▶ **Trecho apresentado**
——————————

ALARMISMO E CENSURA: A polêmica em torno dos livros infantojuvenis do PNAIC. (por Taicy Ávila)
Vem causando polêmica a distribuição de um livro de literatura infantojuvenil, através do PNBE (Programa Nacional de Bibliotecas Escolares) que veio num dos acervos do PNAIC (Programa Nacional de Alfabetização na Idade Certa).O referido livro chama-se “Enquanto o sono não vem”, foi escrito pelo autor José Mário Brant, ed. Rocco.
            Aparentemente tudo começou porque professores de Vitória (ES) reclamaram sobre conteúdos que consideraram impróprios no livro. Por conta disso o delegado da DPCA (Delegacia de Proteção à Criança e ao Adolescente) também se queixou da obra. E as prefeituras de várias cidades do Espírito Santo estão recolhendo os livros das escolas. Tudo com grande repercussão na imprensa. Ou seja, na prática, o livro foi censurado, já que professores e crianças não mais terão acesso a ele.
            Vendo tanta polêmica, fui à biblioteca da escola onde trabalho para ler a obra. Para minha surpresa, descobri que o livro já está nas escolas desde 2005 (veja a foto da capa do livro com selo do PNBE), a diferença é que agora foi incluído também no acervo de uma das caixas de PNAIC. Só na minha escola 14 alunos já retiraram o exemplar antigo emprestado para ler em casa, e não houve ninguém reclamando de seu conteúdo desde então. Se o livro fosse potencialmente tão “perigoso”, creio eu que já teriam chovido reclamações, tendo em vista que ele está na escola há meros 12 anos.

——————————

▶ **Dados fornecidos**
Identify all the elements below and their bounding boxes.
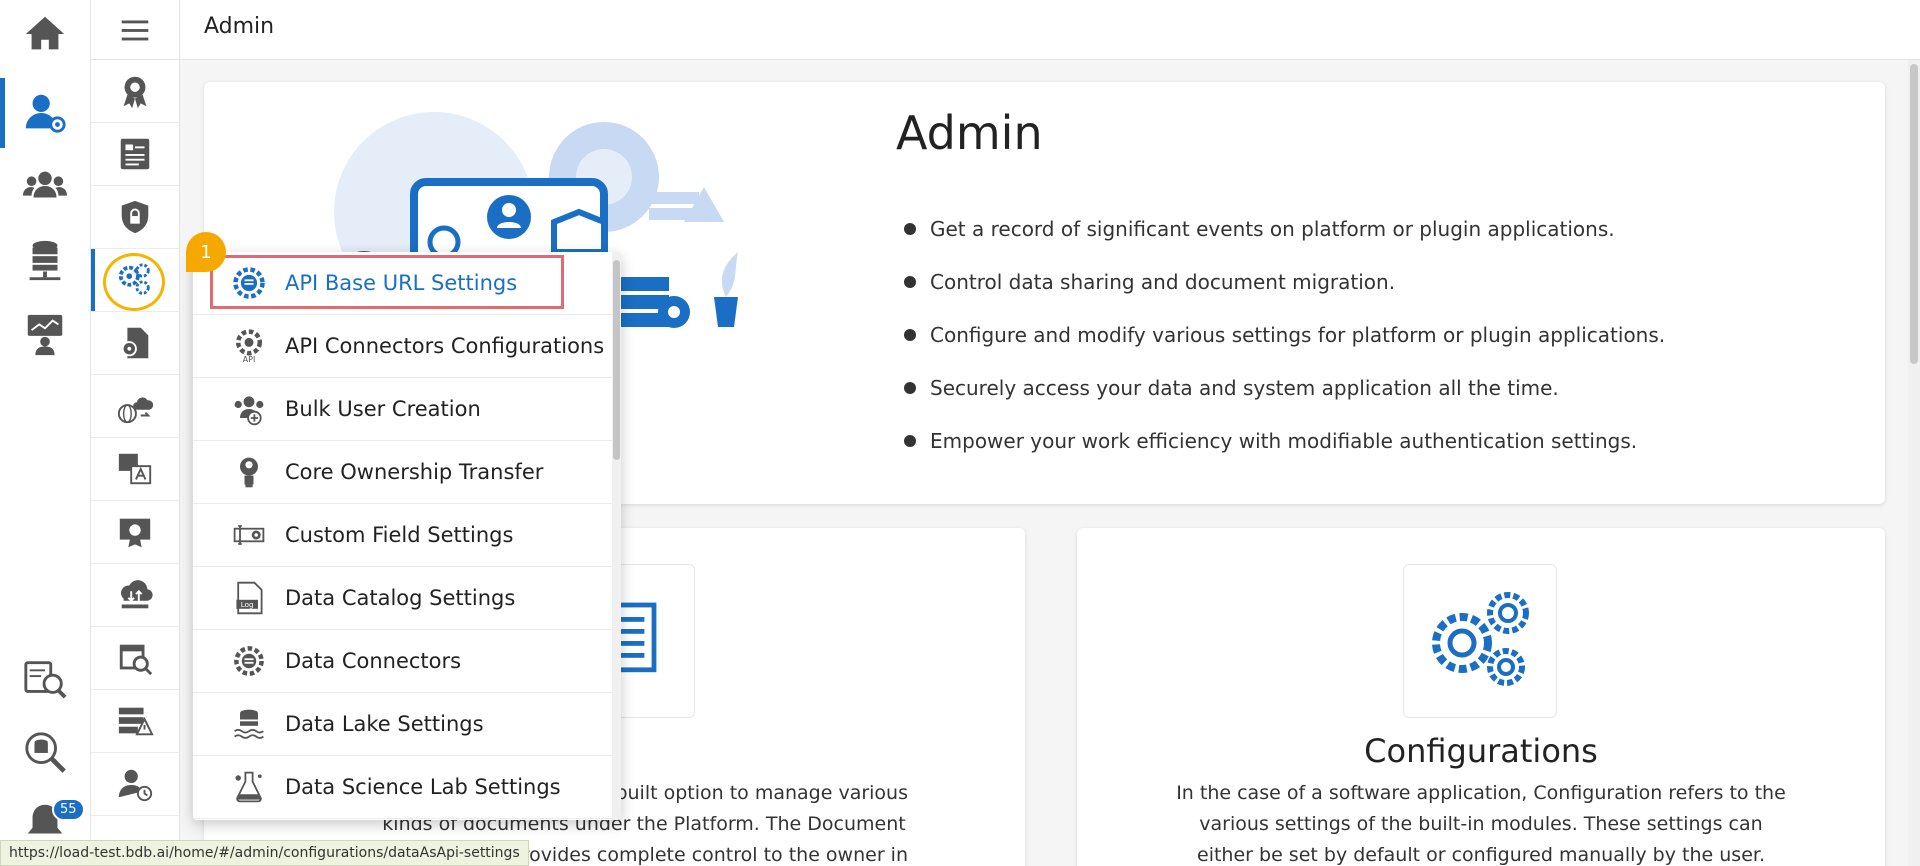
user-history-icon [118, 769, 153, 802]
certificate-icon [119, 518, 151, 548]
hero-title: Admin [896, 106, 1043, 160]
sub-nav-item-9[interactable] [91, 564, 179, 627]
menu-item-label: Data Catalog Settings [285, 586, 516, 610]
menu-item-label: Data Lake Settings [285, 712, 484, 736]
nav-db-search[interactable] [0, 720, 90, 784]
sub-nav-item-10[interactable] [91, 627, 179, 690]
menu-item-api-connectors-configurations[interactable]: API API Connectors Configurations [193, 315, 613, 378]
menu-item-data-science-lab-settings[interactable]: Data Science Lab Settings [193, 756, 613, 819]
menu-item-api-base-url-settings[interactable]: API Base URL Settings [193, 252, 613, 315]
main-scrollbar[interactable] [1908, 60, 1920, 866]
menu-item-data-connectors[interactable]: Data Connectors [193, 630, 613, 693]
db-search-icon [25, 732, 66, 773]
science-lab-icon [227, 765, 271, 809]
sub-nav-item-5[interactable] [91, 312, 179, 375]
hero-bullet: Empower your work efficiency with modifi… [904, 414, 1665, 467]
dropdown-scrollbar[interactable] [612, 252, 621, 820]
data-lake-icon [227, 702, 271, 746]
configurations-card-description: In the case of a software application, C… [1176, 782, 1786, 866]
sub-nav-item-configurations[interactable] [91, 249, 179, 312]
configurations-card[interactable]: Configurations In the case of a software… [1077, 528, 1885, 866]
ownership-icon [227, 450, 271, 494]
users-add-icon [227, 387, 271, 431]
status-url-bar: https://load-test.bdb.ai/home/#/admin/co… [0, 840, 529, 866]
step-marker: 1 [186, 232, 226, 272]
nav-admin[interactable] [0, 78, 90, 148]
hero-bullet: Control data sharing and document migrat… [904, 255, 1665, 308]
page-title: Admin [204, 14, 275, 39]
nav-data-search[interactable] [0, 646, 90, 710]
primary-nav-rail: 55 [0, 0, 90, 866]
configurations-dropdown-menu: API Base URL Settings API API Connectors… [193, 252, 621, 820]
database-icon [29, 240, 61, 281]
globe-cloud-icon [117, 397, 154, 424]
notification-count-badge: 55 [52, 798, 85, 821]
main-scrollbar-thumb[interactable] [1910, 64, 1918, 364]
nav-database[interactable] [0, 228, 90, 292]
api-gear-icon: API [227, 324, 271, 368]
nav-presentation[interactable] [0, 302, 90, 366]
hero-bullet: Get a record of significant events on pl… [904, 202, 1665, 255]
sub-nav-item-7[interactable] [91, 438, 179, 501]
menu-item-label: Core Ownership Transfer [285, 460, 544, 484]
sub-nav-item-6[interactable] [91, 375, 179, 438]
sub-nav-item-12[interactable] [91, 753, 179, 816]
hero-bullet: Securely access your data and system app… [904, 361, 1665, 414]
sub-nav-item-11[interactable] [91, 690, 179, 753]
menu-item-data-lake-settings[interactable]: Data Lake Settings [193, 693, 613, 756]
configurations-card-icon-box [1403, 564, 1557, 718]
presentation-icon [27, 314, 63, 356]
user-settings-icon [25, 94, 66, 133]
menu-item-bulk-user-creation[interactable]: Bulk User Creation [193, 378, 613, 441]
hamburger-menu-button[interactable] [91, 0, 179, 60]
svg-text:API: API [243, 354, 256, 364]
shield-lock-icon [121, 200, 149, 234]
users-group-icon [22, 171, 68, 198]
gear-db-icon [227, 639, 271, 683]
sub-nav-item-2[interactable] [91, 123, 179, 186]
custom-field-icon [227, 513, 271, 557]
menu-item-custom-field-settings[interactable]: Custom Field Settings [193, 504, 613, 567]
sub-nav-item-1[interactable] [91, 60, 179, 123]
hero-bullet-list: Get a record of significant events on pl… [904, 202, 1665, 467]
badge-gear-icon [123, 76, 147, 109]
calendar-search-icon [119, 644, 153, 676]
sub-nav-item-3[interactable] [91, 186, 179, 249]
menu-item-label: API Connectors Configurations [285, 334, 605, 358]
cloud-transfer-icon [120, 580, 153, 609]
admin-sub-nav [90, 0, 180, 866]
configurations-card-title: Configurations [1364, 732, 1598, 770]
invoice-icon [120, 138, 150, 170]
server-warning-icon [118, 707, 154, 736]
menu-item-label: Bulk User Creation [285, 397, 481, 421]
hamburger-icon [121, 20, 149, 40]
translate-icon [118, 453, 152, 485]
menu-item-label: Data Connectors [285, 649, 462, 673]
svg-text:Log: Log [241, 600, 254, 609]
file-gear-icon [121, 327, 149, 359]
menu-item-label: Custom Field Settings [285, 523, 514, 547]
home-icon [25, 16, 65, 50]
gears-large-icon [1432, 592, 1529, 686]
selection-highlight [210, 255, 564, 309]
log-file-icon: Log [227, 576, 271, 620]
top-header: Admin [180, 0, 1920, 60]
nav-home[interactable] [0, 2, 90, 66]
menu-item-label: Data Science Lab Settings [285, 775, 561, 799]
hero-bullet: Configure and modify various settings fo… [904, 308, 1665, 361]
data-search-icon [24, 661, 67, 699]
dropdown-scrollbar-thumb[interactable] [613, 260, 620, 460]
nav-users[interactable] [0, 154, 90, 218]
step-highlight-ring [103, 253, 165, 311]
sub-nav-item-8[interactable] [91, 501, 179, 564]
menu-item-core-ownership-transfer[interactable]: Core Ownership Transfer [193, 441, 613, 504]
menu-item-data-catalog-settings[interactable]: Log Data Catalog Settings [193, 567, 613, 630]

——————————

▶ **O que se pede**
1. Reescreva em forma de lista o parágrafo do trecho apresentado que começa com "Aparentemente tudo começou", mantendo seus fatos principais.
2. Segundo o trecho apresentado, desde que ano o livro "Enquanto o sono não vem" está nas escolas?
3. Dê continuidade ao trecho apresentado sobre a polêmica do livro "Enquanto o sono não vem", a partir da última frase.

▶ **Respostas finais**
1.
- Professores de Vitória (ES) reclamaram de conteúdos que consideraram impróprios no livro.
- Por isso, o delegado da DPCA (Delegacia de Proteção à Criança e ao Adolescente) também se queixou da obra.
- Prefeituras de várias cidades do Espírito Santo estão recolhendo os livros das escolas.
- O caso teve grande repercussão na imprensa.
- Na prática, o livro foi censurado, pois professores e crianças não terão mais acesso a ele.

2. Desde 2005.

3.
Procedi, então, à leitura da obra. É uma coletânea de textos da tradição oral brasileira. O texto supostamente polêmico “A triste história de Eredegalda” é realmente muito triste. A protagonista é pedida em casamento pelo próprio pai, que diz que ela será sua rainha, e a mãe, a criada. Ante a recusa da moça, o pai a trancafia numa torre. A moça chora lágrimas de sangue dia e noite, pede ajuda aos três irmãos e à mãe, mas todos são ameaçados de morte pelo pai tirano, e ninguém ousa libertá-la. Ao fim, Eredelgarda morre sozinha na torre por não ter se sujeitado aos desejos do pai.
A história parece triste e bizarra? Uma deturpação dos contos de fadas? Se a ideia de que os contos de fadas podem trazer brutalidade apareceu absurda, vamos refrescar um pouco a memória, recorrendo aos contos em suas versões clássicas, antes de serem “amaciadas” para nossa sensibilidade moderna:
  • Tanto na versão de Grimm quanto na de Perrault, o lobo come a Chapeuzinho e a Vovó. Não tem nada desse negócio de se esconder dentro do armário e escapar do lobo voraz.
  • Ao final dos três porquinhos, ao tentar entrar na casa de tijolos pela chaminé, o lobo cai dentro da panela fumegante que os porcos, espertos, colocaram na lareira. Eles fazem um belo ensopado de lobo que comem com gosto.
  • Na Branca de Neve, a madrasta pede ao caçador que lhe traga as vísceras da menina. Ele estripa um porco e leva os órgãos, dizendo que são da menina, e a malvada faz com eles um ensopado com o qual se delicia, acreditando que devorava a enteada.
  • Na Cinderela, suas irmãs invejosas são punidas ao final da história por pássaros que perfuram seus olhos, deixando-as cegas.
  • No conto Pele de Asno a protagonista tem de se disfarçar com sujeira e a pele do animal para escapar das investidas de seu pai, como a Eredelgarda do livro de Brant.
Muita gente se surpreende ao saber que os contos de fadas da tradição oral são tão cruéis. Vale compreender que esses contos não foram, originalmente, criados para entreter exclusivamente crianças. Mas surgiram num tempo em que trabalhadores braçais enfrentavam todo tipo de mazela, talvez mais do que hoje, e ao final de um dia extenuante de trabalho, compartilhar essas histórias com pessoas de todas as idades era não apenas a única fonte de lazer, mas sobretudo uma forma de sobreviver, ao menos no imaginário, a uma dura realidade.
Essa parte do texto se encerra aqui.